═════ Material for the task

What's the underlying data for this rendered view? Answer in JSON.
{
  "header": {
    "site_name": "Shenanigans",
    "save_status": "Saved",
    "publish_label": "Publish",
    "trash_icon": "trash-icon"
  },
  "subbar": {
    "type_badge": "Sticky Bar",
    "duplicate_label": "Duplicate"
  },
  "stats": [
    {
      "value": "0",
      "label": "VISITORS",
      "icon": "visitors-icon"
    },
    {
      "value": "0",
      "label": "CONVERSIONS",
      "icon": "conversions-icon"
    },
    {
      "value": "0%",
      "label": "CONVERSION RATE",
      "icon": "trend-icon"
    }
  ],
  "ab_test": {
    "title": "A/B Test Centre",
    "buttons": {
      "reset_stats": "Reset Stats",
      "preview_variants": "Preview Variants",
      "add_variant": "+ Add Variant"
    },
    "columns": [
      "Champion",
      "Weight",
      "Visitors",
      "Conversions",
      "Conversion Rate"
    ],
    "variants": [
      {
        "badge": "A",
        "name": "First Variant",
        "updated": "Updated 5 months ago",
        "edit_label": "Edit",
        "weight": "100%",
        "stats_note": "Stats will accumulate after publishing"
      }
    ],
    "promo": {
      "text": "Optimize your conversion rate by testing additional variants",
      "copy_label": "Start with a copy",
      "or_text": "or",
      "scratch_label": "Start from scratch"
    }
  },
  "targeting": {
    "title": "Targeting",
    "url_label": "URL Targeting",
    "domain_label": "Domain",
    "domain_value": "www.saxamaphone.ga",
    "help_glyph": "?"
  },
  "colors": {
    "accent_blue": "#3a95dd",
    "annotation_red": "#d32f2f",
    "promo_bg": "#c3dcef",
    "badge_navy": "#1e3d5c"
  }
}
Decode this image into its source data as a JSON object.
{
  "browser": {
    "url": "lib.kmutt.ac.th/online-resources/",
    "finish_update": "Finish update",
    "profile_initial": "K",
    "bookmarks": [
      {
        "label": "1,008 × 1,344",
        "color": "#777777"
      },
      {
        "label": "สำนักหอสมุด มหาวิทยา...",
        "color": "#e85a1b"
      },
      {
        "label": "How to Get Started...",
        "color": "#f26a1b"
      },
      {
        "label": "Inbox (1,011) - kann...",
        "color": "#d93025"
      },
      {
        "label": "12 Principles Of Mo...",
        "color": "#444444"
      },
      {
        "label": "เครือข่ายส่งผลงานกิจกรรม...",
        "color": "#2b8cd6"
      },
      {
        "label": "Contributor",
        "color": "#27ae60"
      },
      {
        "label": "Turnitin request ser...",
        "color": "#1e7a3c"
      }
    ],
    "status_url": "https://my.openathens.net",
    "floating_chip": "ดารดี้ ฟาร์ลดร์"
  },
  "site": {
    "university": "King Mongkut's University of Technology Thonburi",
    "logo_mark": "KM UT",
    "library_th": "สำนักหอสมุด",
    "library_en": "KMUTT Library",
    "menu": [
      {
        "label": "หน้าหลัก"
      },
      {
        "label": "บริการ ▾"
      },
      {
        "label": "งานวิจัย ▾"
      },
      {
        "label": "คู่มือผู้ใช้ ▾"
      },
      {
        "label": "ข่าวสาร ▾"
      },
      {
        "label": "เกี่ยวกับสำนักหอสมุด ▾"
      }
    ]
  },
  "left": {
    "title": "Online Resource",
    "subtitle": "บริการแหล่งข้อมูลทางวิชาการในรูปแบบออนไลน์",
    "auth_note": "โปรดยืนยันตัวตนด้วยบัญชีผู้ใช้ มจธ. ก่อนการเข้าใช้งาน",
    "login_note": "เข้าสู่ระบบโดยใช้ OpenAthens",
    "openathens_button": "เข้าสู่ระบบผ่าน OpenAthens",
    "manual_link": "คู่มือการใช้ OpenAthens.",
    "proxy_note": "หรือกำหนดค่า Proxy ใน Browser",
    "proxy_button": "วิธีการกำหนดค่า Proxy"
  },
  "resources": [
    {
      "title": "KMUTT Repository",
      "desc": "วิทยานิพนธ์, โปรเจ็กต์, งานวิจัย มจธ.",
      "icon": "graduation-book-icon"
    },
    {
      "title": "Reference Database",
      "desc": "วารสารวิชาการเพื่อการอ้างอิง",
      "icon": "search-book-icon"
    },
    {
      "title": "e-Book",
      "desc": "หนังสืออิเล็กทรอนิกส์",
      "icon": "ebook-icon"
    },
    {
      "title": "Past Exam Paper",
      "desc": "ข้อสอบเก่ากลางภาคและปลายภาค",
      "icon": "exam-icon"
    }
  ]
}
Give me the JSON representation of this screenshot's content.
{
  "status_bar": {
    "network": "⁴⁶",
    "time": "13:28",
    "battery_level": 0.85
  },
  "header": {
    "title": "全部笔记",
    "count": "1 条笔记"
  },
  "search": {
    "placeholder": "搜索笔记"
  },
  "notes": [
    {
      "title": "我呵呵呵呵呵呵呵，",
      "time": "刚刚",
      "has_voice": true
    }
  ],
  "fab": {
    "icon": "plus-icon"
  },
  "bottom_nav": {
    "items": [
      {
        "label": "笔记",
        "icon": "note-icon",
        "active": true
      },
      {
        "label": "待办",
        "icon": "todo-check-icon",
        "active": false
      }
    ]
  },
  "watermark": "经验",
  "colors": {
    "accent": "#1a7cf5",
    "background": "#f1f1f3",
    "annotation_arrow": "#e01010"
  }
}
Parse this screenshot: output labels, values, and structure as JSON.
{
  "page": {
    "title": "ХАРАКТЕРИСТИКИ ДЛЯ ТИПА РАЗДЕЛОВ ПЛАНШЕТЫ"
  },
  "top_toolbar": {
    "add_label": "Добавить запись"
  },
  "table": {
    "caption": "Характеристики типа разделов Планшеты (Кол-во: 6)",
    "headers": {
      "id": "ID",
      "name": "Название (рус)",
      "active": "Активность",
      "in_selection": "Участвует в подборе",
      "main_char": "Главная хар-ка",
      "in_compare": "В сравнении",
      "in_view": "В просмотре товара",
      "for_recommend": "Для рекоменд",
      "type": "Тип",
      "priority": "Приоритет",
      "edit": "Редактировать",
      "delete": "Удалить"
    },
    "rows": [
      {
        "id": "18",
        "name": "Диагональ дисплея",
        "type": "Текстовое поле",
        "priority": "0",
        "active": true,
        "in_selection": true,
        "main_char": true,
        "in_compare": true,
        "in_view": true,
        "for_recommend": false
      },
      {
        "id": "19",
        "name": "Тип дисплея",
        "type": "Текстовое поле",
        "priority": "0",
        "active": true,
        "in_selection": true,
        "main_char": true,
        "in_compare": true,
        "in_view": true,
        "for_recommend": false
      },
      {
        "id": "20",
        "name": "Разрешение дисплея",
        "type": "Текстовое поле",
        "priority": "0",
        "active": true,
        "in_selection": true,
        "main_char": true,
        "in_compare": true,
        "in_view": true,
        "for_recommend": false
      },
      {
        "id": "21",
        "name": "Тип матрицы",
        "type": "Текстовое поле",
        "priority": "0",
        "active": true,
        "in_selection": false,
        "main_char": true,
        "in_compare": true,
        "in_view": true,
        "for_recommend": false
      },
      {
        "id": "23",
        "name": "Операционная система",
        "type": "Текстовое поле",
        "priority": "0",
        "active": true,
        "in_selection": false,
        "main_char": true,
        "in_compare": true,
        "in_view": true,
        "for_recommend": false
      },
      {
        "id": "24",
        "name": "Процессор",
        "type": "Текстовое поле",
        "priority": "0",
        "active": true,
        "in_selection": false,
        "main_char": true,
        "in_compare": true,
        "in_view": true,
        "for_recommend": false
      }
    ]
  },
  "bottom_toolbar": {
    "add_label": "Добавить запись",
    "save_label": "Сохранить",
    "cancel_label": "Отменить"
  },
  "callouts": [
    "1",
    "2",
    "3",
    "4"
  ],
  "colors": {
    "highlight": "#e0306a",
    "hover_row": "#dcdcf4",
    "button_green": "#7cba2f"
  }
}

══════════

● **Written problem**:
Give only the number of lines in the material above where the string "icon" appears.

● **Task result**:
11